* [GIVEN PROBLEM] The records below are to be repeated in full, exactly as they are.

:: SUPPLIED RECORDS

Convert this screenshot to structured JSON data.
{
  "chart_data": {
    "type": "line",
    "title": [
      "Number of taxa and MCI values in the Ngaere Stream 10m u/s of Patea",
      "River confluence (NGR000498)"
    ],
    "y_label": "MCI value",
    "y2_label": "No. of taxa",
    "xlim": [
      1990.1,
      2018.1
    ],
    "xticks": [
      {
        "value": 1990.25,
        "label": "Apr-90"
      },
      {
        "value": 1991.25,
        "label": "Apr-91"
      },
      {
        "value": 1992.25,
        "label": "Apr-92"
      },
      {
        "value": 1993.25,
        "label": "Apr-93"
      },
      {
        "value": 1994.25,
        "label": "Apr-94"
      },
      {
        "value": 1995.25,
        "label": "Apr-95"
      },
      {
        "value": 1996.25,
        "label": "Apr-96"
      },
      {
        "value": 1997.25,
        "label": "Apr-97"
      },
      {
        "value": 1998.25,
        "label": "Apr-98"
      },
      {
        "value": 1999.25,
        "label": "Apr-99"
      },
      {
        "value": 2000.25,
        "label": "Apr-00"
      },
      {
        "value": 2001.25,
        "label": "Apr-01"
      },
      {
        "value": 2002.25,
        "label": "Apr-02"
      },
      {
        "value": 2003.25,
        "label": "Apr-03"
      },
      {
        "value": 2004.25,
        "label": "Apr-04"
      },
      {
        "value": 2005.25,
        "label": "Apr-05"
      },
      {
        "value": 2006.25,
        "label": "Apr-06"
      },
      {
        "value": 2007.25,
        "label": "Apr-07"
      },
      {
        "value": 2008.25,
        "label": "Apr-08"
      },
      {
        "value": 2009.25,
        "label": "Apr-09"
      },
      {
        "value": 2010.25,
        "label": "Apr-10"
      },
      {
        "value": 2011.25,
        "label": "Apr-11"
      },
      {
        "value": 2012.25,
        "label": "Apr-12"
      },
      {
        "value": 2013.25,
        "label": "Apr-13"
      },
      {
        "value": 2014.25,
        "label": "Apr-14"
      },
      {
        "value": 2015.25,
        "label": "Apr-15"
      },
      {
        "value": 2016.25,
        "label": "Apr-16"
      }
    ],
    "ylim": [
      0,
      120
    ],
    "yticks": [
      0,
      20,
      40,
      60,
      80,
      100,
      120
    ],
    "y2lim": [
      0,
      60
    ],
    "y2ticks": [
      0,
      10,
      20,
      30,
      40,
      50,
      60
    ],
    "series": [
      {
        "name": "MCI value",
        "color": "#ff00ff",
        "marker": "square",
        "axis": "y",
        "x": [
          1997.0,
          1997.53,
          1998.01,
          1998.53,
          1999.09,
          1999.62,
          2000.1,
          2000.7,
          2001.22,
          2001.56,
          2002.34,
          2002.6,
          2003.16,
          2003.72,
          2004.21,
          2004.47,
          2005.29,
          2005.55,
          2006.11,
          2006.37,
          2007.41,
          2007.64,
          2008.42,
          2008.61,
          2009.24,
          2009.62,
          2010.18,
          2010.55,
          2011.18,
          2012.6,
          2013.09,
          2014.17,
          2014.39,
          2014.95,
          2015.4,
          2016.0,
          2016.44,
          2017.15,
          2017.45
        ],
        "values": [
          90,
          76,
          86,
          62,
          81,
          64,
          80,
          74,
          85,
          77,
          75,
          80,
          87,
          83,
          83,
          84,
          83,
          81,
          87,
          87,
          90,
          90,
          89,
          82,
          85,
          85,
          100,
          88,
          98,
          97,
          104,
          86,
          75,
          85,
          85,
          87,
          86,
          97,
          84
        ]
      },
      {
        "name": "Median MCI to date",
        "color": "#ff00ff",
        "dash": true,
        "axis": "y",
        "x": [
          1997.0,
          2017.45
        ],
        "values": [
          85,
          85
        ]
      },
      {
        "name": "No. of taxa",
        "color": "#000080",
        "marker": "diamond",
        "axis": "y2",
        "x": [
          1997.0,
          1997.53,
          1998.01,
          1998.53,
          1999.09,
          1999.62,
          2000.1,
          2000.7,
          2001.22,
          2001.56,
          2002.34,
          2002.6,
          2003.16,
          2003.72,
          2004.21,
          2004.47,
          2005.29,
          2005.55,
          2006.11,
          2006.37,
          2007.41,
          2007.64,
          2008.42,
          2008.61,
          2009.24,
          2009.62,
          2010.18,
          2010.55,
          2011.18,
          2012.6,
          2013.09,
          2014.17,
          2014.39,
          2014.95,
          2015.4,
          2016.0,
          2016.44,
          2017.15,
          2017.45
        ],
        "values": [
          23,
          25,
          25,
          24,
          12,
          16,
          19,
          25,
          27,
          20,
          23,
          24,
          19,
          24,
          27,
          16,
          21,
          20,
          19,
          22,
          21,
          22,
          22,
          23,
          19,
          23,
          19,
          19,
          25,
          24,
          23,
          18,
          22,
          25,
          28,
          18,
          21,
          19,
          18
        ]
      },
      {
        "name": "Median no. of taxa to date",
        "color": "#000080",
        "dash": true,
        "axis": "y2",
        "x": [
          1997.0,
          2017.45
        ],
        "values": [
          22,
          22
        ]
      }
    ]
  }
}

::::

* [RESULT BELOW]
Convert this screenshot to structured JSON data.
{
  "chart_data": {
    "type": "line",
    "title": [
      "Number of taxa and MCI values in the Ngaere Stream 10m u/s of Patea",
      "River confluence (NGR000498)"
    ],
    "y_label": "MCI value",
    "y2_label": "No. of taxa",
    "xlim": [
      1990.1,
      2018.1
    ],
    "xticks": [
      {
        "value": 1990.25,
        "label": "Apr-90"
      },
      {
        "value": 1991.25,
        "label": "Apr-91"
      },
      {
        "value": 1992.25,
        "label": "Apr-92"
      },
      {
        "value": 1993.25,
        "label": "Apr-93"
      },
      {
        "value": 1994.25,
        "label": "Apr-94"
      },
      {
        "value": 1995.25,
        "label": "Apr-95"
      },
      {
        "value": 1996.25,
        "label": "Apr-96"
      },
      {
        "value": 1997.25,
        "label": "Apr-97"
      },
      {
        "value": 1998.25,
        "label": "Apr-98"
      },
      {
        "value": 1999.25,
        "label": "Apr-99"
      },
      {
        "value": 2000.25,
        "label": "Apr-00"
      },
      {
        "value": 2001.25,
        "label": "Apr-01"
      },
      {
        "value": 2002.25,
        "label": "Apr-02"
      },
      {
        "value": 2003.25,
        "label": "Apr-03"
      },
      {
        "value": 2004.25,
        "label": "Apr-04"
      },
      {
        "value": 2005.25,
        "label": "Apr-05"
      },
      {
        "value": 2006.25,
        "label": "Apr-06"
      },
      {
        "value": 2007.25,
        "label": "Apr-07"
      },
      {
        "value": 2008.25,
        "label": "Apr-08"
      },
      {
        "value": 2009.25,
        "label": "Apr-09"
      },
      {
        "value": 2010.25,
        "label": "Apr-10"
      },
      {
        "value": 2011.25,
        "label": "Apr-11"
      },
      {
        "value": 2012.25,
        "label": "Apr-12"
      },
      {
        "value": 2013.25,
        "label": "Apr-13"
      },
      {
        "value": 2014.25,
        "label": "Apr-14"
      },
      {
        "value": 2015.25,
        "label": "Apr-15"
      },
      {
        "value": 2016.25,
        "label": "Apr-16"
      }
    ],
    "ylim": [
      0,
      120
    ],
    "yticks": [
      0,
      20,
      40,
      60,
      80,
      100,
      120
    ],
    "y2lim": [
      0,
      60
    ],
    "y2ticks": [
      0,
      10,
      20,
      30,
      40,
      50,
      60
    ],
    "series": [
      {
        "name": "MCI value",
        "color": "#ff00ff",
        "marker": "square",
        "axis": "y",
        "x": [
          1997.0,
          1997.53,
          1998.01,
          1998.53,
          1999.09,
          1999.62,
          2000.1,
          2000.7,
          2001.22,
          2001.56,
          2002.34,
          2002.6,
          2003.16,
          2003.72,
          2004.21,
          2004.47,
          2005.29,
          2005.55,
          2006.11,
          2006.37,
          2007.41,
          2007.64,
          2008.42,
          2008.61,
          2009.24,
          2009.62,
          2010.18,
          2010.55,
          2011.18,
          2012.6,
          2013.09,
          2014.17,
          2014.39,
          2014.95,
          2015.4,
          2016.0,
          2016.44,
          2017.15,
          2017.45
        ],
        "values": [
          90,
          76,
          86,
          62,
          81,
          64,
          80,
          74,
          85,
          77,
          75,
          80,
          87,
          83,
          83,
          84,
          83,
          81,
          87,
          87,
          90,
          90,
          89,
          82,
          85,
          85,
          100,
          88,
          98,
          97,
          104,
          86,
          75,
          85,
          85,
          87,
          86,
          97,
          84
        ]
      },
      {
        "name": "Median MCI to date",
        "color": "#ff00ff",
        "dash": true,
        "axis": "y",
        "x": [
          1997.0,
          2017.45
        ],
        "values": [
          85,
          85
        ]
      },
      {
        "name": "No. of taxa",
        "color": "#000080",
        "marker": "diamond",
        "axis": "y2",
        "x": [
          1997.0,
          1997.53,
          1998.01,
          1998.53,
          1999.09,
          1999.62,
          2000.1,
          2000.7,
          2001.22,
          2001.56,
          2002.34,
          2002.6,
          2003.16,
          2003.72,
          2004.21,
          2004.47,
          2005.29,
          2005.55,
          2006.11,
          2006.37,
          2007.41,
          2007.64,
          2008.42,
          2008.61,
          2009.24,
          2009.62,
          2010.18,
          2010.55,
          2011.18,
          2012.6,
          2013.09,
          2014.17,
          2014.39,
          2014.95,
          2015.4,
          2016.0,
          2016.44,
          2017.15,
          2017.45
        ],
        "values": [
          23,
          25,
          25,
          24,
          12,
          16,
          19,
          25,
          27,
          20,
          23,
          24,
          19,
          24,
          27,
          16,
          21,
          20,
          19,
          22,
          21,
          22,
          22,
          23,
          19,
          23,
          19,
          19,
          25,
          24,
          23,
          18,
          22,
          25,
          28,
          18,
          21,
          19,
          18
        ]
      },
      {
        "name": "Median no. of taxa to date",
        "color": "#000080",
        "dash": true,
        "axis": "y2",
        "x": [
          1997.0,
          2017.45
        ],
        "values": [
          22,
          22
        ]
      }
    ]
  }
}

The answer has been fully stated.